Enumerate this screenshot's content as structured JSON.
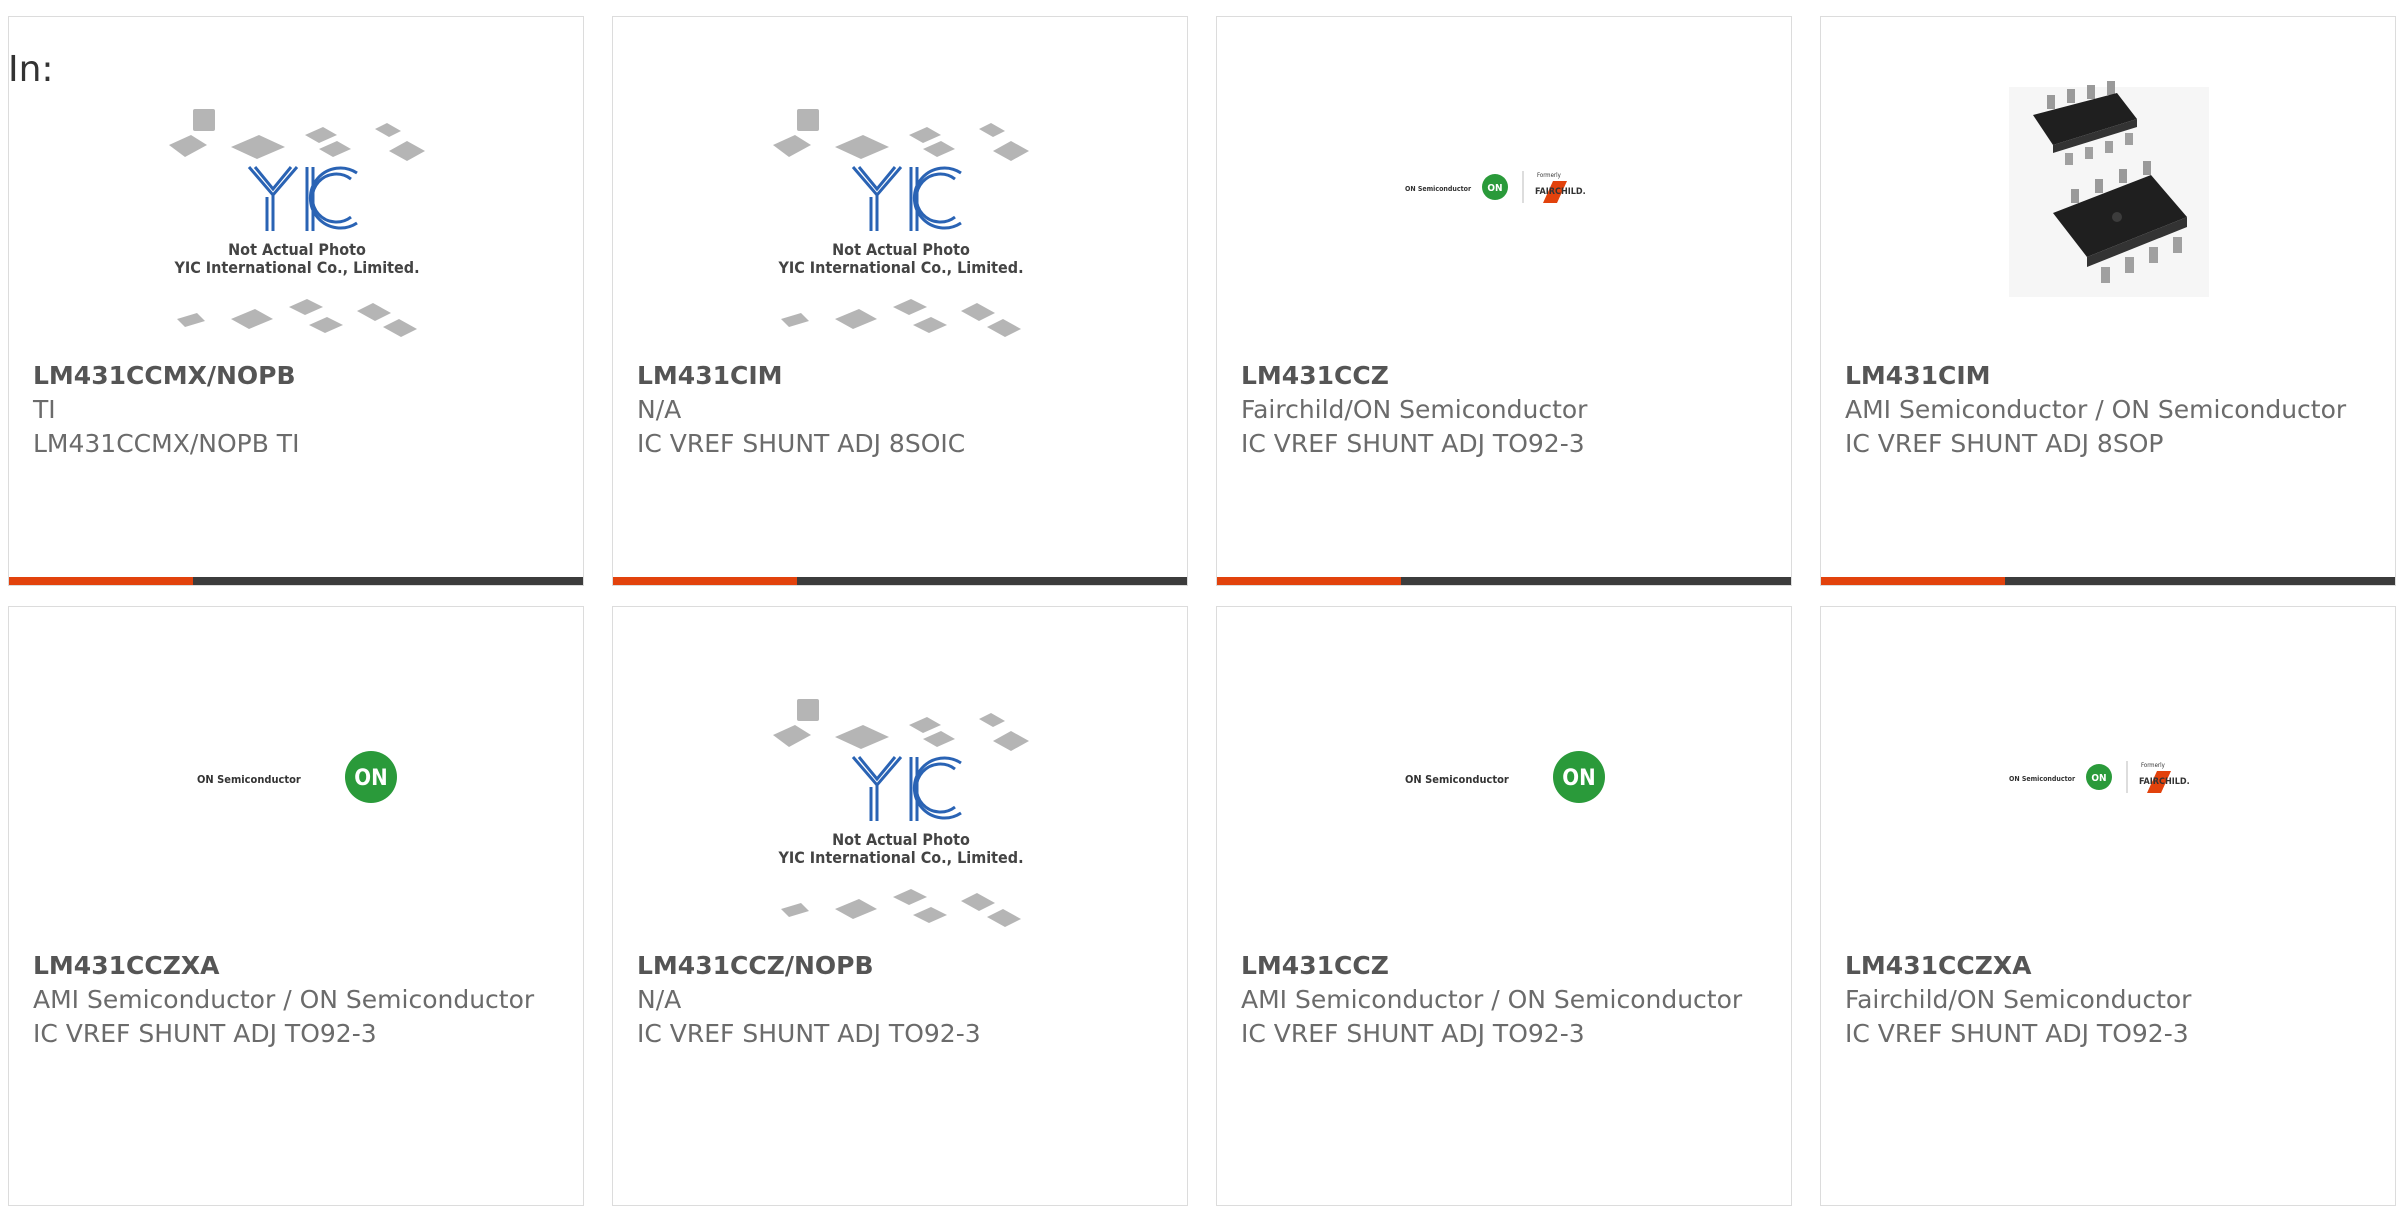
{
  "filter_label": "In:",
  "colors": {
    "accent_bar": "#e2420c",
    "bar_dark": "#3c3c3c",
    "yic_blue": "#2a63b4",
    "on_green": "#2a9a3a"
  },
  "placeholder_image": {
    "icon": "yic-placeholder-icon",
    "logo_text": "YIC",
    "line1": "Not Actual Photo",
    "line2": "YIC International Co., Limited."
  },
  "on_logo": {
    "name": "ON Semiconductor",
    "badge": "ON"
  },
  "fairchild_logo": {
    "formerly": "Formerly",
    "name": "FAIRCHILD."
  },
  "products": [
    {
      "part": "LM431CCMX/NOPB",
      "mfr": "TI",
      "desc": "LM431CCMX/NOPB TI",
      "image": "yic-placeholder"
    },
    {
      "part": "LM431CIM",
      "mfr": "N/A",
      "desc": "IC VREF SHUNT ADJ 8SOIC",
      "image": "yic-placeholder"
    },
    {
      "part": "LM431CCZ",
      "mfr": "Fairchild/ON Semiconductor",
      "desc": "IC VREF SHUNT ADJ TO92-3",
      "image": "on-fairchild-logo"
    },
    {
      "part": "LM431CIM",
      "mfr": "AMI Semiconductor / ON Semiconductor",
      "desc": "IC VREF SHUNT ADJ 8SOP",
      "image": "soic-chip-photo"
    },
    {
      "part": "LM431CCZXA",
      "mfr": "AMI Semiconductor / ON Semiconductor",
      "desc": "IC VREF SHUNT ADJ TO92-3",
      "image": "on-logo"
    },
    {
      "part": "LM431CCZ/NOPB",
      "mfr": "N/A",
      "desc": "IC VREF SHUNT ADJ TO92-3",
      "image": "yic-placeholder"
    },
    {
      "part": "LM431CCZ",
      "mfr": "AMI Semiconductor / ON Semiconductor",
      "desc": "IC VREF SHUNT ADJ TO92-3",
      "image": "on-logo"
    },
    {
      "part": "LM431CCZXA",
      "mfr": "Fairchild/ON Semiconductor",
      "desc": "IC VREF SHUNT ADJ TO92-3",
      "image": "on-fairchild-logo"
    }
  ]
}
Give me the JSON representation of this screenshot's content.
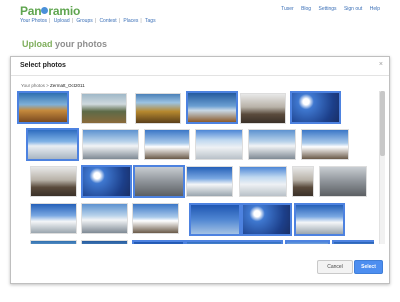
{
  "app": {
    "logo_text": "Pan",
    "logo_text_end": "ramio"
  },
  "topnav": [
    "Your Photos",
    "Upload",
    "Groups",
    "Contest",
    "Places",
    "Tags"
  ],
  "toplinks": [
    "Tuser",
    "Blog",
    "Settings",
    "Sign out",
    "Help"
  ],
  "page": {
    "heading_accent": "Upload",
    "heading_rest": " your photos"
  },
  "dialog": {
    "title": "Select photos",
    "close": "×",
    "crumbs": {
      "root": "Your photos",
      "sep": ">",
      "current": "Zermatt_Oct2011"
    },
    "cancel_label": "Cancel",
    "select_label": "Select"
  },
  "colors": {
    "accent": "#4d82e0",
    "logo_green": "#5fa54f"
  }
}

--- Written request ---
Repeat the records above exactly, leaving out the pictures.

--- Full solution ---
Enumerate this screenshot's content as structured JSON.
{
  "filter_label": "In:",
  "colors": {
    "accent_bar": "#e2420c",
    "bar_dark": "#3c3c3c",
    "yic_blue": "#2a63b4",
    "on_green": "#2a9a3a"
  },
  "placeholder_image": {
    "icon": "yic-placeholder-icon",
    "logo_text": "YIC",
    "line1": "Not Actual Photo",
    "line2": "YIC International Co., Limited."
  },
  "on_logo": {
    "name": "ON Semiconductor",
    "badge": "ON"
  },
  "fairchild_logo": {
    "formerly": "Formerly",
    "name": "FAIRCHILD."
  },
  "products": [
    {
      "part": "LM431CCMX/NOPB",
      "mfr": "TI",
      "desc": "LM431CCMX/NOPB TI",
      "image": "yic-placeholder"
    },
    {
      "part": "LM431CIM",
      "mfr": "N/A",
      "desc": "IC VREF SHUNT ADJ 8SOIC",
      "image": "yic-placeholder"
    },
    {
      "part": "LM431CCZ",
      "mfr": "Fairchild/ON Semiconductor",
      "desc": "IC VREF SHUNT ADJ TO92-3",
      "image": "on-fairchild-logo"
    },
    {
      "part": "LM431CIM",
      "mfr": "AMI Semiconductor / ON Semiconductor",
      "desc": "IC VREF SHUNT ADJ 8SOP",
      "image": "soic-chip-photo"
    },
    {
      "part": "LM431CCZXA",
      "mfr": "AMI Semiconductor / ON Semiconductor",
      "desc": "IC VREF SHUNT ADJ TO92-3",
      "image": "on-logo"
    },
    {
      "part": "LM431CCZ/NOPB",
      "mfr": "N/A",
      "desc": "IC VREF SHUNT ADJ TO92-3",
      "image": "yic-placeholder"
    },
    {
      "part": "LM431CCZ",
      "mfr": "AMI Semiconductor / ON Semiconductor",
      "desc": "IC VREF SHUNT ADJ TO92-3",
      "image": "on-logo"
    },
    {
      "part": "LM431CCZXA",
      "mfr": "Fairchild/ON Semiconductor",
      "desc": "IC VREF SHUNT ADJ TO92-3",
      "image": "on-fairchild-logo"
    }
  ]
}
Give me the JSON representation of this screenshot's content.
{
  "app": {
    "logo_text": "Pan",
    "logo_text_end": "ramio"
  },
  "topnav": [
    "Your Photos",
    "Upload",
    "Groups",
    "Contest",
    "Places",
    "Tags"
  ],
  "toplinks": [
    "Tuser",
    "Blog",
    "Settings",
    "Sign out",
    "Help"
  ],
  "page": {
    "heading_accent": "Upload",
    "heading_rest": " your photos"
  },
  "dialog": {
    "title": "Select photos",
    "close": "×",
    "crumbs": {
      "root": "Your photos",
      "sep": ">",
      "current": "Zermatt_Oct2011"
    },
    "cancel_label": "Cancel",
    "select_label": "Select"
  },
  "colors": {
    "accent": "#4d82e0",
    "logo_green": "#5fa54f"
  }
}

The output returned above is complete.